# GIVEN EXERCISE
Show each line of the data below that has the string "ſpráwie" in it.

# WORKING DATA
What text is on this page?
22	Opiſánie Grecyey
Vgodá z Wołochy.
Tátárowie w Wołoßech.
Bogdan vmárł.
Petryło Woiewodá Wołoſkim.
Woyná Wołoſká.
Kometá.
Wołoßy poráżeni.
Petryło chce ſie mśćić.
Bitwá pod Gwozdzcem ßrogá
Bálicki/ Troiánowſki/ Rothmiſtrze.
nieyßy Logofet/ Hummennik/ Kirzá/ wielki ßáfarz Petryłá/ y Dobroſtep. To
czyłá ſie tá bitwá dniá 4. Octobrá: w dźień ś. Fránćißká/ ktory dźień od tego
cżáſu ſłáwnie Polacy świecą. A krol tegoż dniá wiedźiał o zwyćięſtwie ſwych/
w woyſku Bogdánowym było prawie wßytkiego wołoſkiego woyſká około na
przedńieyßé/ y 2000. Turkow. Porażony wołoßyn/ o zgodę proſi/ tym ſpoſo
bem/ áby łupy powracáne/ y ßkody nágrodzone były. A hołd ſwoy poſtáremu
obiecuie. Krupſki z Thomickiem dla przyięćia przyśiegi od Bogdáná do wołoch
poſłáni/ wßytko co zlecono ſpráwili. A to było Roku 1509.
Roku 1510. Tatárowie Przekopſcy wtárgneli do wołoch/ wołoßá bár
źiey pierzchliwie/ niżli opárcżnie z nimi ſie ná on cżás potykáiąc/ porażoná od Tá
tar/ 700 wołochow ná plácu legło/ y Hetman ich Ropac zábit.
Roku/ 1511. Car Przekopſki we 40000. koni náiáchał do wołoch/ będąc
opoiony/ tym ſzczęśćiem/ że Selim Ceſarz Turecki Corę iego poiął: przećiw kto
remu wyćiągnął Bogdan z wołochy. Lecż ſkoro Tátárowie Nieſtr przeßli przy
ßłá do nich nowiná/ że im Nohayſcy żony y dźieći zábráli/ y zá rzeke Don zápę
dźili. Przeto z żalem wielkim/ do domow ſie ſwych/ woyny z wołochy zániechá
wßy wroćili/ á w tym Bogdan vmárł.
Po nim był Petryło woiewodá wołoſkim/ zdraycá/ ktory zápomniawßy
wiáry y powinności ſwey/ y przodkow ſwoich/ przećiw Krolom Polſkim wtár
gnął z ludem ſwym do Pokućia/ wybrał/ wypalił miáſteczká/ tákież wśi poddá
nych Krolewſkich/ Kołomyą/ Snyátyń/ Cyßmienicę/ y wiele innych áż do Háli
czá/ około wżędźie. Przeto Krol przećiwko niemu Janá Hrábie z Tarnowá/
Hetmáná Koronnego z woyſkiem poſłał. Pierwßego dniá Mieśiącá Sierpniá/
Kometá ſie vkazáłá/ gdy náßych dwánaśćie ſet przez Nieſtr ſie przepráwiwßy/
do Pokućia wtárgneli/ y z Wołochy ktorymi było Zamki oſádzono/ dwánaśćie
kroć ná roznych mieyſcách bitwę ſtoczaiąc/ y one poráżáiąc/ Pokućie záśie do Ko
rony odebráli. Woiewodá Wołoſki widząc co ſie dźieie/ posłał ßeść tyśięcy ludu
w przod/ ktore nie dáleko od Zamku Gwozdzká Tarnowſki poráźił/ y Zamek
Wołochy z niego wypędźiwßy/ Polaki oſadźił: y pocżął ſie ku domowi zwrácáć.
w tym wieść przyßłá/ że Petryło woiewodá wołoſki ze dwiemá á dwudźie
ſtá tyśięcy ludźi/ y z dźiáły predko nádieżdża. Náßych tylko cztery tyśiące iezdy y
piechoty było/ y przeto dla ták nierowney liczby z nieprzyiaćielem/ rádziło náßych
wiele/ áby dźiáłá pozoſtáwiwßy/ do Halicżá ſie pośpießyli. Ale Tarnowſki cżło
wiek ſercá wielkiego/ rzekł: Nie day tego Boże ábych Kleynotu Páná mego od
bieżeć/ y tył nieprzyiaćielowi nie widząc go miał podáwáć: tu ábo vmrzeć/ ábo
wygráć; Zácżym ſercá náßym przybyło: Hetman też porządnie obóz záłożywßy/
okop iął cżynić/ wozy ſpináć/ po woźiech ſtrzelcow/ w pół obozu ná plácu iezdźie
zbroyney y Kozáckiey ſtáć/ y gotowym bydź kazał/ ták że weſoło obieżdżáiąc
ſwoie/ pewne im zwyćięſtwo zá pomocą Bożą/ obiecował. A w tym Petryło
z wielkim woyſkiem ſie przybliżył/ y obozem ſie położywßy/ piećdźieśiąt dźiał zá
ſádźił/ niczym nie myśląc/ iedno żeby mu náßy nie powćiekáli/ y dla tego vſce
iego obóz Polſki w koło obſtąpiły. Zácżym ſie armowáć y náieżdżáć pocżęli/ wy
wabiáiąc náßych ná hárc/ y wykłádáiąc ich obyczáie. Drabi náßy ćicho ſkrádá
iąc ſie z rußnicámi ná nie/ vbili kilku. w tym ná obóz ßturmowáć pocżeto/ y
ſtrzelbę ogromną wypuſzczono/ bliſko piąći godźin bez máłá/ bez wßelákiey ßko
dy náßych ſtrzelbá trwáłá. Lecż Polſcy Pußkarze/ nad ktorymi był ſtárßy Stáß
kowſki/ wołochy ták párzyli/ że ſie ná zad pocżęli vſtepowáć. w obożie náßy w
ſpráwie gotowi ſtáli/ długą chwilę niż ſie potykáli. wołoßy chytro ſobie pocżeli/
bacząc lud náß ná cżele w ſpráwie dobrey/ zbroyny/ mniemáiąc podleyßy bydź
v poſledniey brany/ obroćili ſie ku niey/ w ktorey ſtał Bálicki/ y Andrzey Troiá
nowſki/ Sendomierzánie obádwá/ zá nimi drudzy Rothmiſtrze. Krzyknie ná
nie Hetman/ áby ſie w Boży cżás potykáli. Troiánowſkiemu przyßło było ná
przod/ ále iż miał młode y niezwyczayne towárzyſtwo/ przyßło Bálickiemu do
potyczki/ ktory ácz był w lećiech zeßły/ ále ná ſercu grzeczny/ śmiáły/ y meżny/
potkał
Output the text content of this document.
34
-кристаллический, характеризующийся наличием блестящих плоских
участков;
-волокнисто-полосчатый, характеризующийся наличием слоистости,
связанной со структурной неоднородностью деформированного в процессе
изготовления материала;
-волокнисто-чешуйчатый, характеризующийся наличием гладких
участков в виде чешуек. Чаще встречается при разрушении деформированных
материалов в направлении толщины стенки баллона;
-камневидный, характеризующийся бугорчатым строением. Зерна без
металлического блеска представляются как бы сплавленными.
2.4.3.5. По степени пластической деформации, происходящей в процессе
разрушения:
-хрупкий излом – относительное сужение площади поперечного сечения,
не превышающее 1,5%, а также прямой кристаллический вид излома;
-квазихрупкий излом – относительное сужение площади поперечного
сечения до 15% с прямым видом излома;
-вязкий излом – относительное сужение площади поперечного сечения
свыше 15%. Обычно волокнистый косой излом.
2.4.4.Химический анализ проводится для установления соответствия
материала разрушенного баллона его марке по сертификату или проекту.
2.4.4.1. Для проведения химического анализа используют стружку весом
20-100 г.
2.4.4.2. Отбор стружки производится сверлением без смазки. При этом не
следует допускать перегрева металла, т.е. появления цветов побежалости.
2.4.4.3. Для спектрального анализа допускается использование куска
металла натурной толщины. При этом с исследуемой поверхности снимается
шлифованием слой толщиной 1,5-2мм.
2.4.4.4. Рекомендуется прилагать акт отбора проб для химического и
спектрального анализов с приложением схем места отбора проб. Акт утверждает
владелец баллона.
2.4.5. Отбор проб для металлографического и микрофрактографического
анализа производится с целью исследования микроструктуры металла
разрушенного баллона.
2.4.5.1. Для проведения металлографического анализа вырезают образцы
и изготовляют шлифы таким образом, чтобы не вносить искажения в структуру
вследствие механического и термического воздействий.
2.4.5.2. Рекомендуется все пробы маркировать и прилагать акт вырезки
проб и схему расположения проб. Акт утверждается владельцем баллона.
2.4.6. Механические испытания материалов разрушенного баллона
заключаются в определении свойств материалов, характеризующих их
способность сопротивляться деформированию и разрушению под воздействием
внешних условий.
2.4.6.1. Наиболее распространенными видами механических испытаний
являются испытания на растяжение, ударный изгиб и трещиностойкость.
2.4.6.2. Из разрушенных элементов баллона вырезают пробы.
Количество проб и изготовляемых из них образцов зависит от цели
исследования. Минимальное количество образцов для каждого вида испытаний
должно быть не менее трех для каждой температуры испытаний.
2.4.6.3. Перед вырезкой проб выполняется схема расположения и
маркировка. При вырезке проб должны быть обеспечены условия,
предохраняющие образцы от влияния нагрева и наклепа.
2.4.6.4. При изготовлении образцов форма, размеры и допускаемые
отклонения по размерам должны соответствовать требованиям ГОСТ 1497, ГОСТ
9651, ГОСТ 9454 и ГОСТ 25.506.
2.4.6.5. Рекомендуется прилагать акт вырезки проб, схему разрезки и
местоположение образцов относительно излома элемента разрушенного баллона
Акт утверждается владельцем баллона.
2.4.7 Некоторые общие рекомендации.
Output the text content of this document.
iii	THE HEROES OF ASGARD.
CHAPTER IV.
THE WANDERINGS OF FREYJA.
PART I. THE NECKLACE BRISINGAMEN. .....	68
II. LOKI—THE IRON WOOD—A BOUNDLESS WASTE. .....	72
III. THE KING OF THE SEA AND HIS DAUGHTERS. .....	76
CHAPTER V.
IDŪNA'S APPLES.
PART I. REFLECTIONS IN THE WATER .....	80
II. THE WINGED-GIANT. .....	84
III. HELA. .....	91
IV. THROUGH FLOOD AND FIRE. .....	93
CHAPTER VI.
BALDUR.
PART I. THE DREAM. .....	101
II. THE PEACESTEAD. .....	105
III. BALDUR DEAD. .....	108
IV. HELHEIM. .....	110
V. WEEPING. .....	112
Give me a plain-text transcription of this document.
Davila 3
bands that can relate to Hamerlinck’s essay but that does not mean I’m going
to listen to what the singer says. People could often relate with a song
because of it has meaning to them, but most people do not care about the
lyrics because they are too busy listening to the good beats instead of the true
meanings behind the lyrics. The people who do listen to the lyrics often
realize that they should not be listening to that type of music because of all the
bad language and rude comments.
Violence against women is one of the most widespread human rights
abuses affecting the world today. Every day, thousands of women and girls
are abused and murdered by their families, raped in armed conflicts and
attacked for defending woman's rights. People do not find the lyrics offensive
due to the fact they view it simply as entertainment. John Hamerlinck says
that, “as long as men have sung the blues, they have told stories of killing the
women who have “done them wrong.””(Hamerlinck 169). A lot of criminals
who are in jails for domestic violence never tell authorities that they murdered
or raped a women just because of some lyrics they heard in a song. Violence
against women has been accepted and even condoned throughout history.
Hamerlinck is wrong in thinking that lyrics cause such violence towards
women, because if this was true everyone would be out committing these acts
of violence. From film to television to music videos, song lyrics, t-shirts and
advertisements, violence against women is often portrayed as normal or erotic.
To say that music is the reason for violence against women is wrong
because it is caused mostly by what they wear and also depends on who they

# RESULT
ſpráwie gotowi ſtáli/ długą chwilę niż ſie potykáli. wołoßy chytro ſobie pocżeli/
bacząc lud náß ná cżele w ſpráwie dobrey/ zbroyny/ mniemáiąc podleyßy bydź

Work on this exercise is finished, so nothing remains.